====== DATASET EXCERPTS

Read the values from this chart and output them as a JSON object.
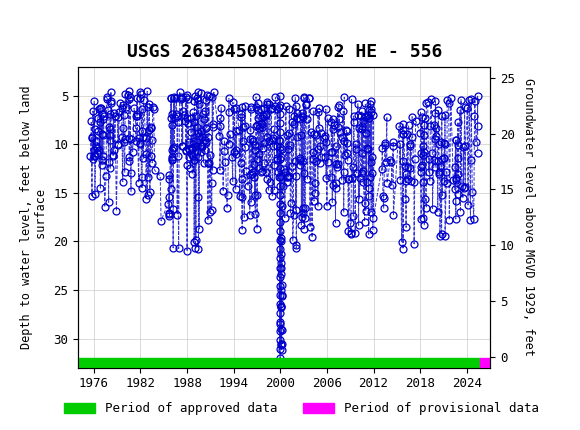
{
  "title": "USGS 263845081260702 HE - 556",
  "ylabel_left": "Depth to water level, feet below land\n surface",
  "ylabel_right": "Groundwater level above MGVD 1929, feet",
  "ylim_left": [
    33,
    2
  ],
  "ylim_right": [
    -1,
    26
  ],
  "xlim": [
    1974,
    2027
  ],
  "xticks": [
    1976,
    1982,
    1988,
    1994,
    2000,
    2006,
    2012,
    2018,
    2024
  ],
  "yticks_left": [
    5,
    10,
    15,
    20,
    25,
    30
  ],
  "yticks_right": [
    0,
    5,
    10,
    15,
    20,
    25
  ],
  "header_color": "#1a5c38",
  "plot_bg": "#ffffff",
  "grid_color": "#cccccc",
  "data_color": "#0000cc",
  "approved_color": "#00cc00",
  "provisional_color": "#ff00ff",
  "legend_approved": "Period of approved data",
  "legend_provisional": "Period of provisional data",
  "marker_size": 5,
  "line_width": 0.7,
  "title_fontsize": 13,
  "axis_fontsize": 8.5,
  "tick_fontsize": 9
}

============
====== DATASET EXCERPTS

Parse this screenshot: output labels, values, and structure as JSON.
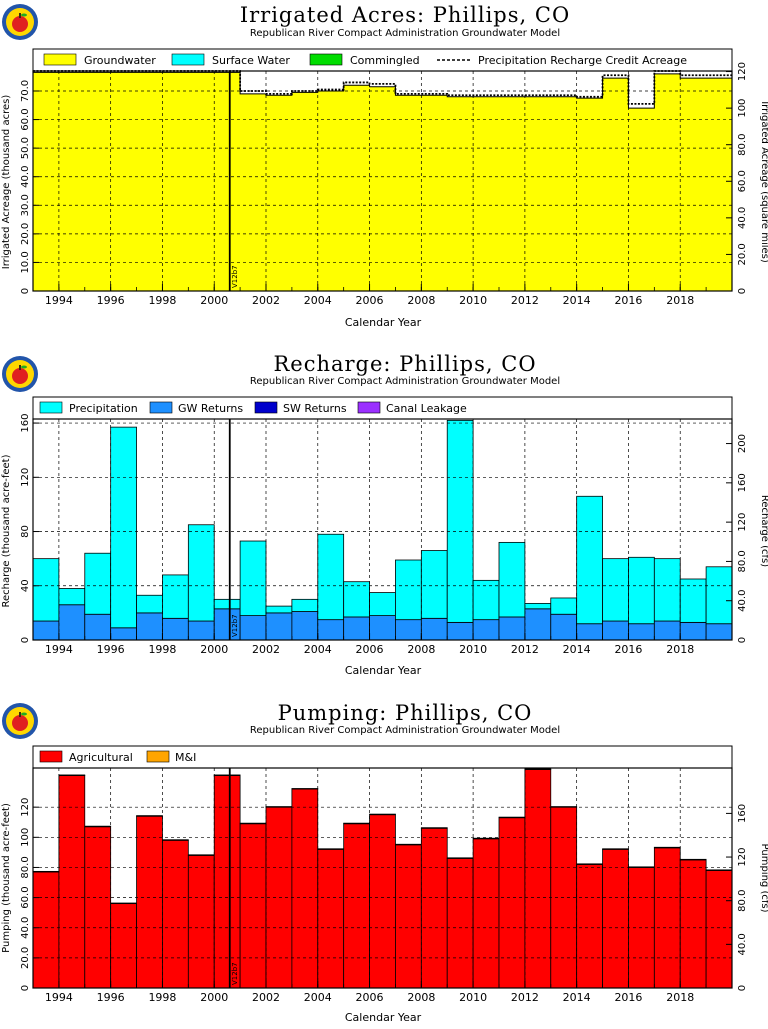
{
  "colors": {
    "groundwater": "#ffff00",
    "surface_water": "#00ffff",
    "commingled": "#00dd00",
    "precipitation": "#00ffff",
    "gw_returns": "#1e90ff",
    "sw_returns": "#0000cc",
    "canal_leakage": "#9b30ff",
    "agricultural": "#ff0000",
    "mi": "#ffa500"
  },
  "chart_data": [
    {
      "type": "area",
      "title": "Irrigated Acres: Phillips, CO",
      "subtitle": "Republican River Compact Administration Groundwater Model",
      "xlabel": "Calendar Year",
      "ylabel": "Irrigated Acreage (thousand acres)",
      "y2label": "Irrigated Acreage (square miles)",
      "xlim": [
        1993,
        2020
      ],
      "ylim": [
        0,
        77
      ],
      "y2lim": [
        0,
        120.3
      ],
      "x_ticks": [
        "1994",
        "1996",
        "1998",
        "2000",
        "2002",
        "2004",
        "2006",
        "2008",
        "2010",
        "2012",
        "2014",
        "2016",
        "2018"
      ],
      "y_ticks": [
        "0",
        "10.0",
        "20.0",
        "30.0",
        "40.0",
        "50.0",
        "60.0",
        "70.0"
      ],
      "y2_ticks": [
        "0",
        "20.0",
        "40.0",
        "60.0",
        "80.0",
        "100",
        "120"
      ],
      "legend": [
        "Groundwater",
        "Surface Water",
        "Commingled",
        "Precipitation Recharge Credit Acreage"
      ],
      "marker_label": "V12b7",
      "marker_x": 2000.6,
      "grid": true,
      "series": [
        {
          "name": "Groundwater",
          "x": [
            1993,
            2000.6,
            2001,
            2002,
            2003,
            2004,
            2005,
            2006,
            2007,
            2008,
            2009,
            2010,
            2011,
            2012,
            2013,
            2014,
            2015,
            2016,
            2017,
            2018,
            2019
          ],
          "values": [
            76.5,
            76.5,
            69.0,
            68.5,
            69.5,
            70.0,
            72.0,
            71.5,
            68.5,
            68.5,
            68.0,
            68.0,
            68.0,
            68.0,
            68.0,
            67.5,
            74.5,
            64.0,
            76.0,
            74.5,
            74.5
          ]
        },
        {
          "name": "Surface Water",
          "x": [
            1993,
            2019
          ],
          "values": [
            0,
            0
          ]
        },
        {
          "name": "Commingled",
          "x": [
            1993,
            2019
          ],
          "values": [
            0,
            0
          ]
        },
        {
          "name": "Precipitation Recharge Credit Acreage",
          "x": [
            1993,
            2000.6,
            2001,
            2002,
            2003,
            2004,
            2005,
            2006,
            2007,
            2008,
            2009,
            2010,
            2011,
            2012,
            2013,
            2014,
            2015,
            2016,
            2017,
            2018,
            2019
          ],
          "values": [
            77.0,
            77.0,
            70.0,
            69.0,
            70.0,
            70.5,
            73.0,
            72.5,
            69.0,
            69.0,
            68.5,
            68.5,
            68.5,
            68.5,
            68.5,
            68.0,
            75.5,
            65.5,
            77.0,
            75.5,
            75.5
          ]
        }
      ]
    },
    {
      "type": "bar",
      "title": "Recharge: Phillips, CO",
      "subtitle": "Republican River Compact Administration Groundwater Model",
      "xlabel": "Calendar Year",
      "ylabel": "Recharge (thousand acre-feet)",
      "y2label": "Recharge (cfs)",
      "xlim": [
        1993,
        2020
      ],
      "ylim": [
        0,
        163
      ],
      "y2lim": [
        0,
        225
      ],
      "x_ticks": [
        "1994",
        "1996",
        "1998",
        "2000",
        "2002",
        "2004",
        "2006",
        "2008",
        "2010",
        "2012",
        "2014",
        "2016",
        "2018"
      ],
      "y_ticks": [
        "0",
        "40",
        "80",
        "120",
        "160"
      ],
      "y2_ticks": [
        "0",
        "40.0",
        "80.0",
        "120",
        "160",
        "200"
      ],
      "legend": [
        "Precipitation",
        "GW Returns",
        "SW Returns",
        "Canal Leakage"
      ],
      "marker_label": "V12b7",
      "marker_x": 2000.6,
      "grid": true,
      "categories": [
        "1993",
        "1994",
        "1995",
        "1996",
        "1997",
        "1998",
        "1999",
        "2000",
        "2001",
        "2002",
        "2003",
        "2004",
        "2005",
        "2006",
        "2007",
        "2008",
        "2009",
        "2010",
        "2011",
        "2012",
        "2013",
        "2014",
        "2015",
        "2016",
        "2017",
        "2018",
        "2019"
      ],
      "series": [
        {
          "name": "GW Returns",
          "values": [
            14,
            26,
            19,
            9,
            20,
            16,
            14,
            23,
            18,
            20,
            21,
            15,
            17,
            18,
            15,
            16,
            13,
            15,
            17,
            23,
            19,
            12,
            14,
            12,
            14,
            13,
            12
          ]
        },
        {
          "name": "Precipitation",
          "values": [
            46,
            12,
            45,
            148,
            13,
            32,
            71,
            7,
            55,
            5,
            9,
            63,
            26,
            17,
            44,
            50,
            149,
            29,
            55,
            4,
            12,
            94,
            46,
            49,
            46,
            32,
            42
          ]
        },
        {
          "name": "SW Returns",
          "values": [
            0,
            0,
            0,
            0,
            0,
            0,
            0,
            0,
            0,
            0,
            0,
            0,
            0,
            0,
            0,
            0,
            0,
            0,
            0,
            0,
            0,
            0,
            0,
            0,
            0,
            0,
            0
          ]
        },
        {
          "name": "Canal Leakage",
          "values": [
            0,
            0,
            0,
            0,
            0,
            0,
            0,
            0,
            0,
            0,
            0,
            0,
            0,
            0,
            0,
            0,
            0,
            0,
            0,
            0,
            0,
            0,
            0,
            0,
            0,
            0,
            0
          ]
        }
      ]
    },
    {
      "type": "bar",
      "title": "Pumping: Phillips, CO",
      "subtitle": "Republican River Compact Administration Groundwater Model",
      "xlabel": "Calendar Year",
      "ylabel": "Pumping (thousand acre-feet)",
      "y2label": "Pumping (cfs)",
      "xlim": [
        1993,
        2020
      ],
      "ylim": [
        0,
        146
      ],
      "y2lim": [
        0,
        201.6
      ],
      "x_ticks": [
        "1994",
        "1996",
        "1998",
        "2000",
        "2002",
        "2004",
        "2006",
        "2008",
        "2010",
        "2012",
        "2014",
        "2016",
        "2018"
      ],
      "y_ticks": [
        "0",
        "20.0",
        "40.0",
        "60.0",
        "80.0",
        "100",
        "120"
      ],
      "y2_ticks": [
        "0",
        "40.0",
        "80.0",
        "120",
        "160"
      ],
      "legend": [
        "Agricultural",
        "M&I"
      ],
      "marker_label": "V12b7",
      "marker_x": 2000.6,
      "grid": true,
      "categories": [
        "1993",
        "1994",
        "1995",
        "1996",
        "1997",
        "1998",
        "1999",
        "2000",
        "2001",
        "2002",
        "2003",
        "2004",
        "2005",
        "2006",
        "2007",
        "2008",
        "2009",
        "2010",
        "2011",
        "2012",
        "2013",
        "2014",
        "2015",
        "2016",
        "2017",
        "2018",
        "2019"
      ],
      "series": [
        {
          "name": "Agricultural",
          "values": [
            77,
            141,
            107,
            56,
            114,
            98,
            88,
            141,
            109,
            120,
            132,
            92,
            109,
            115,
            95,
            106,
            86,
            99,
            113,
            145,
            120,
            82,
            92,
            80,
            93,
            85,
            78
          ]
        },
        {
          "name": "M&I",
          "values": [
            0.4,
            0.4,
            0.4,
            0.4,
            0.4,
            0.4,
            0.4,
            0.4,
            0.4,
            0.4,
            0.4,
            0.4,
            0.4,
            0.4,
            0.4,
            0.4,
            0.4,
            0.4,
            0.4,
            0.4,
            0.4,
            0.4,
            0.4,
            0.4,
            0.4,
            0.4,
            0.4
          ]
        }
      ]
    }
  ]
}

============
====== DATASET EXCERPTS

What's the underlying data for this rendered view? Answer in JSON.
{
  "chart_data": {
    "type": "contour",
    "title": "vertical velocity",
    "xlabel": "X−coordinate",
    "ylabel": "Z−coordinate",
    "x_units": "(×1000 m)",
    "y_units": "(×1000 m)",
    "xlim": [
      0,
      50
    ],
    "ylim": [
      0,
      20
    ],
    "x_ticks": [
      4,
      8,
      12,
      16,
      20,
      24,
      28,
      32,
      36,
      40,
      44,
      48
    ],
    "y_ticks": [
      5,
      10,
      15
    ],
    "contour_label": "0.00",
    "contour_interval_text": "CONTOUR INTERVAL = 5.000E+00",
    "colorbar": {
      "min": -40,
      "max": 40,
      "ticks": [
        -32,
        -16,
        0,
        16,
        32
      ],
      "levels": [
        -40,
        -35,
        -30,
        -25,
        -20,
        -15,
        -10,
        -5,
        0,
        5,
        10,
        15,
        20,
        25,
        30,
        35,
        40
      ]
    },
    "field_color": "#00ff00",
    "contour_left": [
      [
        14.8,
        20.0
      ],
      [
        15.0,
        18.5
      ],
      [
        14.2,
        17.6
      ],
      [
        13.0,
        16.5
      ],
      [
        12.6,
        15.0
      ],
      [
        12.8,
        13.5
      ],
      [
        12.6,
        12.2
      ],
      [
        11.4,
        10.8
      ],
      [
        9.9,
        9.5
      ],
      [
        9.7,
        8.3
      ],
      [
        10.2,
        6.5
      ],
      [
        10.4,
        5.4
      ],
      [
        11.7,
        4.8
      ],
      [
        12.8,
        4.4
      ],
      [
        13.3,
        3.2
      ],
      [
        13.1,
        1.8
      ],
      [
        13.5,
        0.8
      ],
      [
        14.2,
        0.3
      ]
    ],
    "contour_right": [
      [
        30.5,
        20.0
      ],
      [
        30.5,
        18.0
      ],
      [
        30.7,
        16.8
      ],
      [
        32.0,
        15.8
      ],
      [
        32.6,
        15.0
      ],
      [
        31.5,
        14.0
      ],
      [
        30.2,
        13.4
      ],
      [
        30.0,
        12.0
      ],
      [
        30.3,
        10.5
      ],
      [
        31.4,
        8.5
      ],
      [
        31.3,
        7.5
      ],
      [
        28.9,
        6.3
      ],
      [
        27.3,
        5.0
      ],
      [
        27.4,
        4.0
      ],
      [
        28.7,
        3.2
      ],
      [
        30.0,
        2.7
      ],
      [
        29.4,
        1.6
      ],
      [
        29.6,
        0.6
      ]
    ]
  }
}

============

JOB
Report each line in the data that holds the word "type".

EXERCISE ANSWER
      "type": "area",
      "type": "bar",
      "type": "bar",
    "type": "contour",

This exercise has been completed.